Page text ::

....

Saturday, November 30, 2013

A contract, some turkey, and gratitude


For me, hands down, the months of November and December are the hardest times of the year to be an expat.

During these two months, homesickness washes over me and I find myself wondering: what am I doing here? Why aren't I at home with my family and friends? Why do I live abroad??

And to be frank, Taiwan does not make the situation any easier to deal with. Around the time my friends back in America start posting their holiday plans and write things like "drinking hot coco and snuggling under a blanket to kick off the holiday weekend," I find it hard to not get down on Taiwan.

Because for me, the bipolar weather (90 and bloody hot one day, 40 and bloody freezing the next) and daily grind with no holiday weekend in sight for months feels terrible. It's life as usual, working the salt mines from 8-4.

To combat those frustrating, homesick moments, I came up with the perfect solution: throwing an absurd Thanksgiving potluck after school and cramming 35 people into my apartment.

The end result?

Pretty darn awesome.

At 6pm on Thanksgiving night, after we had all worked a long day, all of our friends piled into our apartment and brought every dish one could hope for on Thanksgiving: mashed potatoes, green bean casserole, gravy, stuffing, turkey, cranberry sauce, homemade bread, salad, mushrooms, pumpkin pie, pecan tarts, and so much more.

We feasted and relaxed and for a few hours, home did not feel so far away. I wish I would have remembered to take pictures of what 35 people crammed into our apartment looked like, but I was so busy having fun that I forgot. You will just have to look at this picture of my living room before everyone came and use your imagination. It was probably the most epic Thanksgiving we will ever host.

....

Records ::
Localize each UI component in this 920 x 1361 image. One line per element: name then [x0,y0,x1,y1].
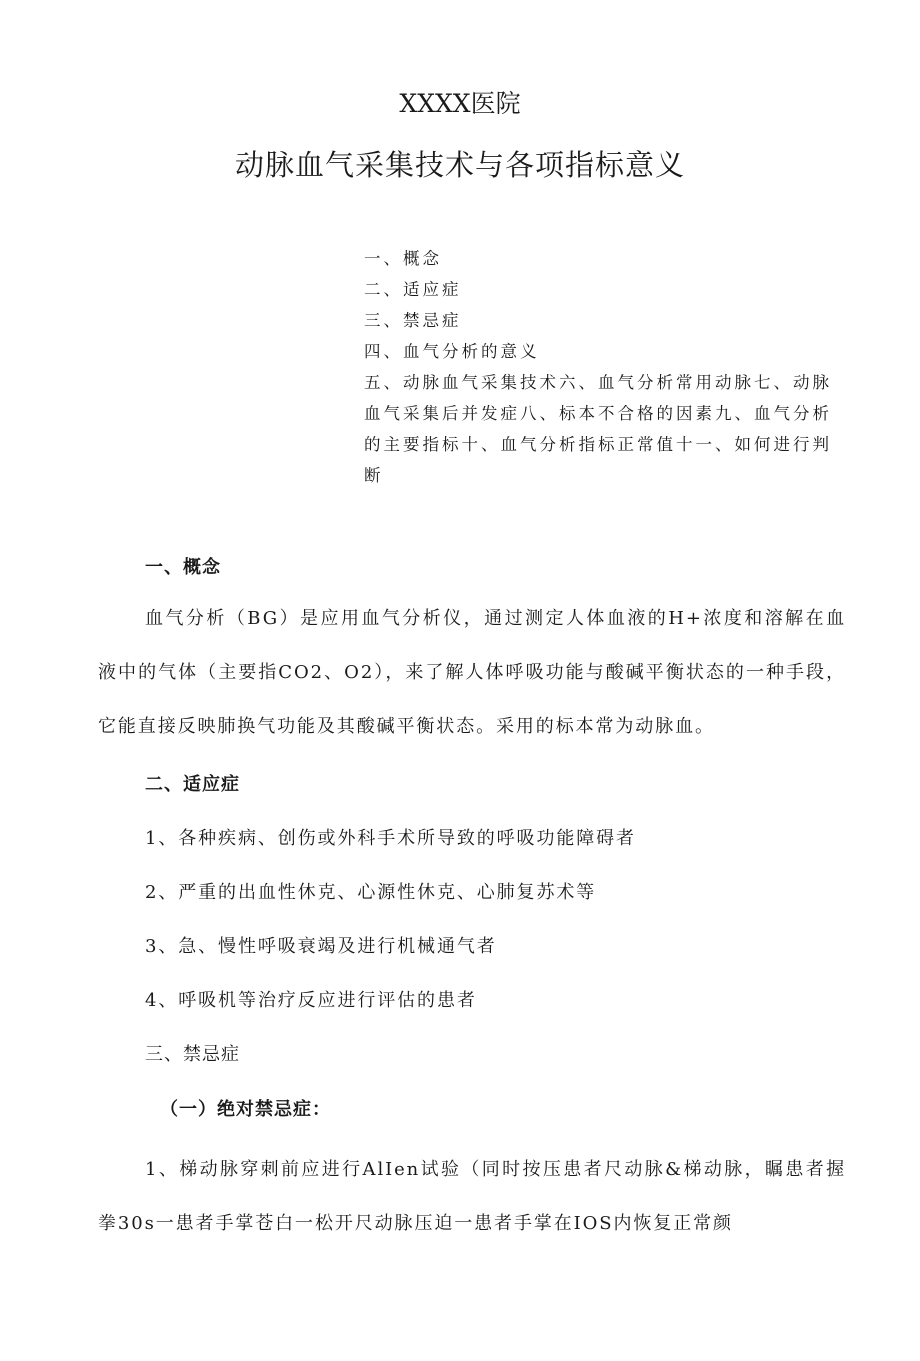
hospital-name: XXXX医院 [399,89,521,118]
toc-item: 一、概念 [364,249,442,268]
section-heading-contraindications: 三、禁忌症 [145,1044,240,1065]
table-of-contents [364,243,844,491]
indication-item: 1、各种疾病、创伤或外科手术所导致的呼吸功能障碍者 [145,828,636,849]
toc-item: 四、血气分析的意义 [364,342,540,361]
section-heading-concept: 一、概念 [145,557,221,578]
indication-item: 2、严重的出血性休克、心源性休克、心肺复苏术等 [145,882,597,903]
section-heading-indications: 二、适应症 [145,774,240,795]
document-title: 动脉血气采集技术与各项指标意义 [234,148,685,182]
toc-item: 二、适应症 [364,280,462,299]
indication-item: 3、急、慢性呼吸衰竭及进行机械通气者 [145,936,497,957]
contraindication-paragraph: 1、梯动脉穿刺前应进行AlIen试验（同时按压患者尺动脉&梯动脉，瞩患者握拳30s一患者手掌苍白一松开尺动脉压迫一患者手掌在IOS内恢复正常颜 [98,1159,846,1234]
toc-item-wrapped: 五、动脉血气采集技术六、血气分析常用动脉七、动脉血气采集后并发症八、标本不合格的因素九、血气分析的主要指标十、血气分析指标正常值十一、如何进行判断 [364,373,832,485]
indication-item: 4、呼吸机等治疗反应进行评估的患者 [145,990,477,1011]
toc-item: 三、禁忌症 [364,311,462,330]
subheading-absolute-contraindications: （一）绝对禁忌症： [160,1099,331,1120]
concept-paragraph: 血气分析（BG）是应用血气分析仪，通过测定人体血液的H+浓度和溶解在血液中的气体（主要指CO2、O2），来了解人体呼吸功能与酸碱平衡状态的一种手段，它能直接反映肺换气功能及其酸碱平衡状态。采用的标本常为动脉血。 [98,608,846,737]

....

Exercise instructions ::
1. Which sentences in the Thanksgiving post end with a question mark?
2. Can you retype the stretch of the rows from the line containing "hospital-name: XXXX医院 [399,89,521,118]" through the line containing "indication-item: 1、各种疾病、创伤或外科手术所导致的呼吸功能障碍者 [145,828,636,849]", keeping each character unchanged and including both of those lines?
The Thanksgiving post and the rows are unrelated to each other.

Answer set ::
1.
- what am I doing here?
- Why aren't I at home with my family and friends?
- Why do I live abroad??
- The end result?

2.
hospital-name: XXXX医院 [399,89,521,118]
toc-item: 一、概念 [364,249,442,268]
section-heading-contraindications: 三、禁忌症 [145,1044,240,1065]
table-of-contents [364,243,844,491]
indication-item: 1、各种疾病、创伤或外科手术所导致的呼吸功能障碍者 [145,828,636,849]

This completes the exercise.